◆ CHALLENGE
Your task is to copy every line of this material exactly.

◆ EXTRACTED INFORMATION
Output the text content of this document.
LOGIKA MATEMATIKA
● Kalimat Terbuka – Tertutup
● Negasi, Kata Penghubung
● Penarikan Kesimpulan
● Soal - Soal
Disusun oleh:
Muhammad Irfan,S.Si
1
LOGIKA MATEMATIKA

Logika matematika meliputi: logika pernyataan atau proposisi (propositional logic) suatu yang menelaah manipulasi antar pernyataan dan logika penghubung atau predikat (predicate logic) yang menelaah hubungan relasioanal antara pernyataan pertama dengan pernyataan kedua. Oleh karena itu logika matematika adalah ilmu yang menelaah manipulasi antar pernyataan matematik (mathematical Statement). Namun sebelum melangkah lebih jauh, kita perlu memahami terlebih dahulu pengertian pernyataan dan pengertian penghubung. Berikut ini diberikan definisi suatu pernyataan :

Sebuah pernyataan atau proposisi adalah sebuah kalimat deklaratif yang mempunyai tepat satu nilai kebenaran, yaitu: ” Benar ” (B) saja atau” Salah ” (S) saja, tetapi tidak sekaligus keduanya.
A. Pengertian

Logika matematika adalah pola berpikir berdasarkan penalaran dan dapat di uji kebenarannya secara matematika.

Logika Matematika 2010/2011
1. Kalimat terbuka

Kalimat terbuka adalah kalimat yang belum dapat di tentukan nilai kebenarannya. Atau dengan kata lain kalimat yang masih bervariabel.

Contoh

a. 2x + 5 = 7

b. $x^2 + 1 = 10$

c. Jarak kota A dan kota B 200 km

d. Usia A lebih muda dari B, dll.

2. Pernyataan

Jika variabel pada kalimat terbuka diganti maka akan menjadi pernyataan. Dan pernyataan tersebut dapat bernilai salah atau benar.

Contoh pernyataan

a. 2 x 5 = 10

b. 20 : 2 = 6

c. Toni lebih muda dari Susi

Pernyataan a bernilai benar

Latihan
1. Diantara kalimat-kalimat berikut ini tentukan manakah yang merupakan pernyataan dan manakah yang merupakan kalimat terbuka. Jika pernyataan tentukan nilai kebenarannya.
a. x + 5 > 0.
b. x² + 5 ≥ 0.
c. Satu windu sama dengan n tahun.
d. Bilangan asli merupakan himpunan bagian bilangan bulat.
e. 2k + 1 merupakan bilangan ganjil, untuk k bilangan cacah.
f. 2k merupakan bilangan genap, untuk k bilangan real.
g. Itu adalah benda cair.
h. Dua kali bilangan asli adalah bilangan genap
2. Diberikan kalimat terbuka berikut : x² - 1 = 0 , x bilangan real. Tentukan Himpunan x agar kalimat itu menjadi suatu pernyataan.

◆ ANSWER IN FULL
Output the text content of this document.
LOGIKA MATEMATIKA
● Kalimat Terbuka – Tertutup
● Negasi, Kata Penghubung
● Penarikan Kesimpulan
● Soal - Soal
Disusun oleh:
Muhammad Irfan,S.Si
1
LOGIKA MATEMATIKA

Logika matematika meliputi: logika pernyataan atau proposisi (propositional logic) suatu yang menelaah manipulasi antar pernyataan dan logika penghubung atau predikat (predicate logic) yang menelaah hubungan relasioanal antara pernyataan pertama dengan pernyataan kedua. Oleh karena itu logika matematika adalah ilmu yang menelaah manipulasi antar pernyataan matematik (mathematical Statement). Namun sebelum melangkah lebih jauh, kita perlu memahami terlebih dahulu pengertian pernyataan dan pengertian penghubung. Berikut ini diberikan definisi suatu pernyataan :

Sebuah pernyataan atau proposisi adalah sebuah kalimat deklaratif yang mempunyai tepat satu nilai kebenaran, yaitu: ” Benar ” (B) saja atau” Salah ” (S) saja, tetapi tidak sekaligus keduanya.
A. Pengertian

Logika matematika adalah pola berpikir berdasarkan penalaran dan dapat di uji kebenarannya secara matematika.

Logika Matematika 2010/2011
1. Kalimat terbuka

Kalimat terbuka adalah kalimat yang belum dapat di tentukan nilai kebenarannya. Atau dengan kata lain kalimat yang masih bervariabel.

Contoh

a. 2x + 5 = 7

b. $x^2 + 1 = 10$

c. Jarak kota A dan kota B 200 km

d. Usia A lebih muda dari B, dll.

2. Pernyataan

Jika variabel pada kalimat terbuka diganti maka akan menjadi pernyataan. Dan pernyataan tersebut dapat bernilai salah atau benar.

Contoh pernyataan

a. 2 x 5 = 10

b. 20 : 2 = 6

c. Toni lebih muda dari Susi

Pernyataan a bernilai benar

Latihan
1. Diantara kalimat-kalimat berikut ini tentukan manakah yang merupakan pernyataan dan manakah yang merupakan kalimat terbuka. Jika pernyataan tentukan nilai kebenarannya.
a. x + 5 > 0.
b. x² + 5 ≥ 0.
c. Satu windu sama dengan n tahun.
d. Bilangan asli merupakan himpunan bagian bilangan bulat.
e. 2k + 1 merupakan bilangan ganjil, untuk k bilangan cacah.
f. 2k merupakan bilangan genap, untuk k bilangan real.
g. Itu adalah benda cair.
h. Dua kali bilangan asli adalah bilangan genap
2. Diberikan kalimat terbuka berikut : x² - 1 = 0 , x bilangan real. Tentukan Himpunan x agar kalimat itu menjadi suatu pernyataan.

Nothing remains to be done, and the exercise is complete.